(Records that describe figures)
◇ ◇ ◇ ◇ ◇ ◇ ◇
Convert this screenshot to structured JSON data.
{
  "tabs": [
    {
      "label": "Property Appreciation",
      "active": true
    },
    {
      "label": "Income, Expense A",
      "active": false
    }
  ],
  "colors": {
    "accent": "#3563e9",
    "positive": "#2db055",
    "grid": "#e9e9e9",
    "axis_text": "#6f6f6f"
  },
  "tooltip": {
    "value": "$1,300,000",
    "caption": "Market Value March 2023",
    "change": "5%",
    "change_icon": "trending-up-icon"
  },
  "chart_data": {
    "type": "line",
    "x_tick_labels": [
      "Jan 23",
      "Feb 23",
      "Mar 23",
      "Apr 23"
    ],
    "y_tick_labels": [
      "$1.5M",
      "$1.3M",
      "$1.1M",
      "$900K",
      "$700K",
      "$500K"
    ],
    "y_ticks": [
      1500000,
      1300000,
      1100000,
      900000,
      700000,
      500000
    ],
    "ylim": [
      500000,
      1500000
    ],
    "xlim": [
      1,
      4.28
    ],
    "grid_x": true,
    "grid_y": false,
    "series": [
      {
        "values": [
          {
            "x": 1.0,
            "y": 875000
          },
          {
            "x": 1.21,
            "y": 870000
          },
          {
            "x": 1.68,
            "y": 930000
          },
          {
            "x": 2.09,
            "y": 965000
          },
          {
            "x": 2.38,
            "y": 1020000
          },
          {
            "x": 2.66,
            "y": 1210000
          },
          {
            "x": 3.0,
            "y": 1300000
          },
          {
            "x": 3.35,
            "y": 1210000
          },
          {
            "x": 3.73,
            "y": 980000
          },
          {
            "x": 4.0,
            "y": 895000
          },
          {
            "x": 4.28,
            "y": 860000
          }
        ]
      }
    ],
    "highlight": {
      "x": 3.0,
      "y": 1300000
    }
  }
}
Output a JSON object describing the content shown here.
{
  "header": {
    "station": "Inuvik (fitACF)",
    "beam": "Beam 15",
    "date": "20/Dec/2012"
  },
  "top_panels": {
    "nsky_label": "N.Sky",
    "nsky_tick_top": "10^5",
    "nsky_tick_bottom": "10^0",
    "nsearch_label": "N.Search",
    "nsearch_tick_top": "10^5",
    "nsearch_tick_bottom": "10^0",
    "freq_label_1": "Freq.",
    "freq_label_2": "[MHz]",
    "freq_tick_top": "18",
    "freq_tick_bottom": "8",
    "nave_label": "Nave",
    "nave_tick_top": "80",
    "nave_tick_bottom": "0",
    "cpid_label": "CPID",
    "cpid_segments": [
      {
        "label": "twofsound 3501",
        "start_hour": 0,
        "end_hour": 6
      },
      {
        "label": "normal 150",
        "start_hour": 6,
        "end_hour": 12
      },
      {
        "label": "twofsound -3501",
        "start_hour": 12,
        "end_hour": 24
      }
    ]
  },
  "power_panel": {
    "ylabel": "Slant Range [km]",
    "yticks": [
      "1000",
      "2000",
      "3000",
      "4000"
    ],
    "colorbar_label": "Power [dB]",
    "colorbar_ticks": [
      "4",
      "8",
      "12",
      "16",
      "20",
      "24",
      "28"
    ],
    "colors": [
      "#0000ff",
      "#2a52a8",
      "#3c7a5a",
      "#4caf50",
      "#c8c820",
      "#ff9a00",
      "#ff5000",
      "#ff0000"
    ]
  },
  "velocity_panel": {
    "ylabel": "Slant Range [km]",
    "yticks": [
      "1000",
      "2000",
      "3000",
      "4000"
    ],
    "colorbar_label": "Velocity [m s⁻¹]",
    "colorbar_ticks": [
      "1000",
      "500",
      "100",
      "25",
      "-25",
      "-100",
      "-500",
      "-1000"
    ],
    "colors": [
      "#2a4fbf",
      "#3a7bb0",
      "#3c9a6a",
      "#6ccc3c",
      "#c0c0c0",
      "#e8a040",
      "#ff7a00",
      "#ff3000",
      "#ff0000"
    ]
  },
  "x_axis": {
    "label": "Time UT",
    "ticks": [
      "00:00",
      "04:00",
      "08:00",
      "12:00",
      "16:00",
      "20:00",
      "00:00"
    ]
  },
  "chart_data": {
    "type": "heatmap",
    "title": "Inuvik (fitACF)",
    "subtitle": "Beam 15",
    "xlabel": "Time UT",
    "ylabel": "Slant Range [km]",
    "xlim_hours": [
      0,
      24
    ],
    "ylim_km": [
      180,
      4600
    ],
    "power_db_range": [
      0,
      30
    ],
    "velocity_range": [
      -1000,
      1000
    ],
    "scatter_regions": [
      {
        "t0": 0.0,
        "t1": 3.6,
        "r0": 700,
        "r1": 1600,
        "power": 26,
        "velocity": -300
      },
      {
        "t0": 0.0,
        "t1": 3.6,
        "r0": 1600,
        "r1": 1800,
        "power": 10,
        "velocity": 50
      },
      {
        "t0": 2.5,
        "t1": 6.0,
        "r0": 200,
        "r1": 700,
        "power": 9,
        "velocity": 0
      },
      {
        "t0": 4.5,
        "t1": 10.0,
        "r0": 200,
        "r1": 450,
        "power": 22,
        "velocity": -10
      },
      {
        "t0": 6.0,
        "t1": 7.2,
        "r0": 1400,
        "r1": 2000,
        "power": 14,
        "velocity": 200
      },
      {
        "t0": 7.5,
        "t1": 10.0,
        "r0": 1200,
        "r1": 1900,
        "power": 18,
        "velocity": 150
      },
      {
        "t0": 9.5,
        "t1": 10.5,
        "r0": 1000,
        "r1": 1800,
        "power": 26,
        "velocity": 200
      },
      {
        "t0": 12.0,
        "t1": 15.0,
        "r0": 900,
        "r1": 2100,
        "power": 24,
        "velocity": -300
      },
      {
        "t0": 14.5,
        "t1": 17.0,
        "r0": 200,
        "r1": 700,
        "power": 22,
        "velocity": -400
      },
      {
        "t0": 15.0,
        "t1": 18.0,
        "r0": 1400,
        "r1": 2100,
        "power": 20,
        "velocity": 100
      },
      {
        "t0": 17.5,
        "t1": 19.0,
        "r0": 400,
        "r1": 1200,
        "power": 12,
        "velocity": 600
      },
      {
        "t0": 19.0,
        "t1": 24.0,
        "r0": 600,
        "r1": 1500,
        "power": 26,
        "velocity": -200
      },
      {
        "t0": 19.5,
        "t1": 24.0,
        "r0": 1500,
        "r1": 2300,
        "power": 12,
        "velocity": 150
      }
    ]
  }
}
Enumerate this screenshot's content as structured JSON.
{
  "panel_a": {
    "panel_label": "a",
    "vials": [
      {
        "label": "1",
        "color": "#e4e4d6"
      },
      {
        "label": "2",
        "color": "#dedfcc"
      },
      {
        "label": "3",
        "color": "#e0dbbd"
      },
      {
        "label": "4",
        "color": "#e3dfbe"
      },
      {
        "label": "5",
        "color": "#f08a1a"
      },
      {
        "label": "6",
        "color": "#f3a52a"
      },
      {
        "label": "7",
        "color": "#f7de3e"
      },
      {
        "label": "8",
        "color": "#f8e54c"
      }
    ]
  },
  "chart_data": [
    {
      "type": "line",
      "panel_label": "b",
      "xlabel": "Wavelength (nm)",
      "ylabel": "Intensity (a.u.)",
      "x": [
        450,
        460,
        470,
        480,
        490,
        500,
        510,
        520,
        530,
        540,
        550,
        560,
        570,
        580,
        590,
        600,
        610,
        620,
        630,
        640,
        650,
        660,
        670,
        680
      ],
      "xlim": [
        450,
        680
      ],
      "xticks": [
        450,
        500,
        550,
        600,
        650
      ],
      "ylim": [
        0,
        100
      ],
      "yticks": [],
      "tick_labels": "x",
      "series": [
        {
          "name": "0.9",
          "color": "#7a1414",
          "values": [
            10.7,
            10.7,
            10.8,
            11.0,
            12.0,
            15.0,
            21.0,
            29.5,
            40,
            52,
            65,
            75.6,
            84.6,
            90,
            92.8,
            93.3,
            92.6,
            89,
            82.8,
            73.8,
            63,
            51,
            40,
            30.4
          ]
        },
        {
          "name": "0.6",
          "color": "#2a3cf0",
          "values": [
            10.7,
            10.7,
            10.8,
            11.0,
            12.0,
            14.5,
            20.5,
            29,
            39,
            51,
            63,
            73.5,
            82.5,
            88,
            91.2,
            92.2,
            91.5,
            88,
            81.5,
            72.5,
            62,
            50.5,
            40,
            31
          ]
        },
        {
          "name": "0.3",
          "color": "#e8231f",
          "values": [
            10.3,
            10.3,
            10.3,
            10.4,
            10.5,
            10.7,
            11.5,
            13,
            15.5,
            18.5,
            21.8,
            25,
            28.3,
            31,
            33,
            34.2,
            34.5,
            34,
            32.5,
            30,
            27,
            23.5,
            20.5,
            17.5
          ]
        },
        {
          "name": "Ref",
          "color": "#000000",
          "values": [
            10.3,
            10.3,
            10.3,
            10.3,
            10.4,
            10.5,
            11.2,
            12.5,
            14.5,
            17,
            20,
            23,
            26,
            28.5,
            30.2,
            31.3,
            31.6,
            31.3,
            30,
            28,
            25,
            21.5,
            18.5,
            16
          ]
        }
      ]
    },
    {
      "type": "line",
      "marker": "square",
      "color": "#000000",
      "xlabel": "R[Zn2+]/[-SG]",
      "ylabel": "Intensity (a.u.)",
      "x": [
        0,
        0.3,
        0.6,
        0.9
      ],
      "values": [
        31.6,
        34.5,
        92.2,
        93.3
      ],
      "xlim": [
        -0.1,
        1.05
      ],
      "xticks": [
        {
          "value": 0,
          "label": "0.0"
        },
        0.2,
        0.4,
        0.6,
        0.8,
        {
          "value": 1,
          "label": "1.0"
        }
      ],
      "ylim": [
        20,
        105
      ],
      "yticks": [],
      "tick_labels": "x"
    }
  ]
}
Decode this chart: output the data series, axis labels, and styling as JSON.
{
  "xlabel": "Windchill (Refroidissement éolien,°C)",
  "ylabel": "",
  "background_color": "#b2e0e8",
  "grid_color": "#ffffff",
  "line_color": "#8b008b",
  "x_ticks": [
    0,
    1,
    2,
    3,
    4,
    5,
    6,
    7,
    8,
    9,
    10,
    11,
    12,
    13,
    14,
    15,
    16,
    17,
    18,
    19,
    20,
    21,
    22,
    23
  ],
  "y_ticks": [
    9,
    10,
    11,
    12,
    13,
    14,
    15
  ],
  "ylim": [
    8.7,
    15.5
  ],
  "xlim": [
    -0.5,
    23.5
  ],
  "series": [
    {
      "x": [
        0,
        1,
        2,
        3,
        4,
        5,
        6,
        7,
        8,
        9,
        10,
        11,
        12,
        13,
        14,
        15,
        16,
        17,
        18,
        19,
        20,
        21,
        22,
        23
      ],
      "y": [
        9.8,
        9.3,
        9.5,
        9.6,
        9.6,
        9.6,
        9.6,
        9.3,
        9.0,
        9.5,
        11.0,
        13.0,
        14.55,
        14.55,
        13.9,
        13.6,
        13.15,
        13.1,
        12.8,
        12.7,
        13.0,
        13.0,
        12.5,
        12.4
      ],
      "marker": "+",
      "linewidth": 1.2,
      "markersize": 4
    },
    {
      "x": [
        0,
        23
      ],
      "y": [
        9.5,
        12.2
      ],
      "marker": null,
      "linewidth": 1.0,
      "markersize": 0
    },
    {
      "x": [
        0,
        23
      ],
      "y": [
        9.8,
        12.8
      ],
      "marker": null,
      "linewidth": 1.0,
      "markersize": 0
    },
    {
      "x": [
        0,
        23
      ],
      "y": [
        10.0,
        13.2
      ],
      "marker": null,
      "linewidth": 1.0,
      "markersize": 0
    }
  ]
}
◇ ◇ ◇ ◇ ◇ ◇ ◇
# [TASK TO CARRY OUT]
Go through the records and gather the lines that hold "this".

# [COMPLETE RESPONSE]
Convert this screenshot to structured JSON data.
Enumerate this screenshot's content as structured JSON.
Decode this chart: output the data series, axis labels, and styling as JSON.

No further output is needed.